__DIRECTIONS__: Reproduce the records exactly.
------------------------
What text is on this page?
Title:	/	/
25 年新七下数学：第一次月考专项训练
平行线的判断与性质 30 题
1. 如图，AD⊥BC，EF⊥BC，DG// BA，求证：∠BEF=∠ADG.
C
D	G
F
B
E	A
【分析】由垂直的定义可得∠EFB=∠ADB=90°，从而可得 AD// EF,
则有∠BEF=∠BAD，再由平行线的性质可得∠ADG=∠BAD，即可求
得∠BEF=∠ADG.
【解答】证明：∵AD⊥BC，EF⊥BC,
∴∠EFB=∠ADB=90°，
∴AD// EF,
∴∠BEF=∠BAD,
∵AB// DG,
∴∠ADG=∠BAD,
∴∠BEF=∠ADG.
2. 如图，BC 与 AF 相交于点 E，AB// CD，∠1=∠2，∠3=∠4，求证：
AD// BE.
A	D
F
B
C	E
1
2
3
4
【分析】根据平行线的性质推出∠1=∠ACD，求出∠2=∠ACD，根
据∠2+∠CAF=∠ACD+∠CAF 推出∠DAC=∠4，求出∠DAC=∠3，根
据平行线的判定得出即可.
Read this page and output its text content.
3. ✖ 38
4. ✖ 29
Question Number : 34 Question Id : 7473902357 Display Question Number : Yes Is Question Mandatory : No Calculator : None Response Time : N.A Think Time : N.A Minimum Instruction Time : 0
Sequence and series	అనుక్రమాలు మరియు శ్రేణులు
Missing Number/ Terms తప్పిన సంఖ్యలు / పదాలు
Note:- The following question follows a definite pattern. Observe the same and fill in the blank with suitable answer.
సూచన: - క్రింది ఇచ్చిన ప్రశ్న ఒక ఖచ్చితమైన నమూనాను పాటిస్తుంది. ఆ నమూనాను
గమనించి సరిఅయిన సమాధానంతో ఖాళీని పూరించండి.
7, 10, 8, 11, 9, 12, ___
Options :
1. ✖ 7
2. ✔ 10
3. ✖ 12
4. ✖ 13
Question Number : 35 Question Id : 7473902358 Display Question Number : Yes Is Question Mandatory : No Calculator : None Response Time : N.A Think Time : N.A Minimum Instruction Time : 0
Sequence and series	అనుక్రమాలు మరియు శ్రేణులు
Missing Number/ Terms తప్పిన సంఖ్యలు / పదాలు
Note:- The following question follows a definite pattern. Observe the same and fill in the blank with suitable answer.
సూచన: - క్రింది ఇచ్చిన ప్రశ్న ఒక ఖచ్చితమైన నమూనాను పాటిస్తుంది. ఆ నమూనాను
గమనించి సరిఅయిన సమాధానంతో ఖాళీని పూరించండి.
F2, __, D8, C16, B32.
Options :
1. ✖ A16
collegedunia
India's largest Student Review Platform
------------------------
__TASK RESPONSE__:
What text is on this page?
Title:	/	/
25 年新七下数学：第一次月考专项训练
平行线的判断与性质 30 题
1. 如图，AD⊥BC，EF⊥BC，DG// BA，求证：∠BEF=∠ADG.
C
D	G
F
B
E	A
【分析】由垂直的定义可得∠EFB=∠ADB=90°，从而可得 AD// EF,
则有∠BEF=∠BAD，再由平行线的性质可得∠ADG=∠BAD，即可求
得∠BEF=∠ADG.
【解答】证明：∵AD⊥BC，EF⊥BC,
∴∠EFB=∠ADB=90°，
∴AD// EF,
∴∠BEF=∠BAD,
∵AB// DG,
∴∠ADG=∠BAD,
∴∠BEF=∠ADG.
2. 如图，BC 与 AF 相交于点 E，AB// CD，∠1=∠2，∠3=∠4，求证：
AD// BE.
A	D
F
B
C	E
1
2
3
4
【分析】根据平行线的性质推出∠1=∠ACD，求出∠2=∠ACD，根
据∠2+∠CAF=∠ACD+∠CAF 推出∠DAC=∠4，求出∠DAC=∠3，根
据平行线的判定得出即可.
Read this page and output its text content.
3. ✖ 38
4. ✖ 29
Question Number : 34 Question Id : 7473902357 Display Question Number : Yes Is Question Mandatory : No Calculator : None Response Time : N.A Think Time : N.A Minimum Instruction Time : 0
Sequence and series	అనుక్రమాలు మరియు శ్రేణులు
Missing Number/ Terms తప్పిన సంఖ్యలు / పదాలు
Note:- The following question follows a definite pattern. Observe the same and fill in the blank with suitable answer.
సూచన: - క్రింది ఇచ్చిన ప్రశ్న ఒక ఖచ్చితమైన నమూనాను పాటిస్తుంది. ఆ నమూనాను
గమనించి సరిఅయిన సమాధానంతో ఖాళీని పూరించండి.
7, 10, 8, 11, 9, 12, ___
Options :
1. ✖ 7
2. ✔ 10
3. ✖ 12
4. ✖ 13
Question Number : 35 Question Id : 7473902358 Display Question Number : Yes Is Question Mandatory : No Calculator : None Response Time : N.A Think Time : N.A Minimum Instruction Time : 0
Sequence and series	అనుక్రమాలు మరియు శ్రేణులు
Missing Number/ Terms తప్పిన సంఖ్యలు / పదాలు
Note:- The following question follows a definite pattern. Observe the same and fill in the blank with suitable answer.
సూచన: - క్రింది ఇచ్చిన ప్రశ్న ఒక ఖచ్చితమైన నమూనాను పాటిస్తుంది. ఆ నమూనాను
గమనించి సరిఅయిన సమాధానంతో ఖాళీని పూరించండి.
F2, __, D8, C16, B32.
Options :
1. ✖ A16
collegedunia
India's largest Student Review Platform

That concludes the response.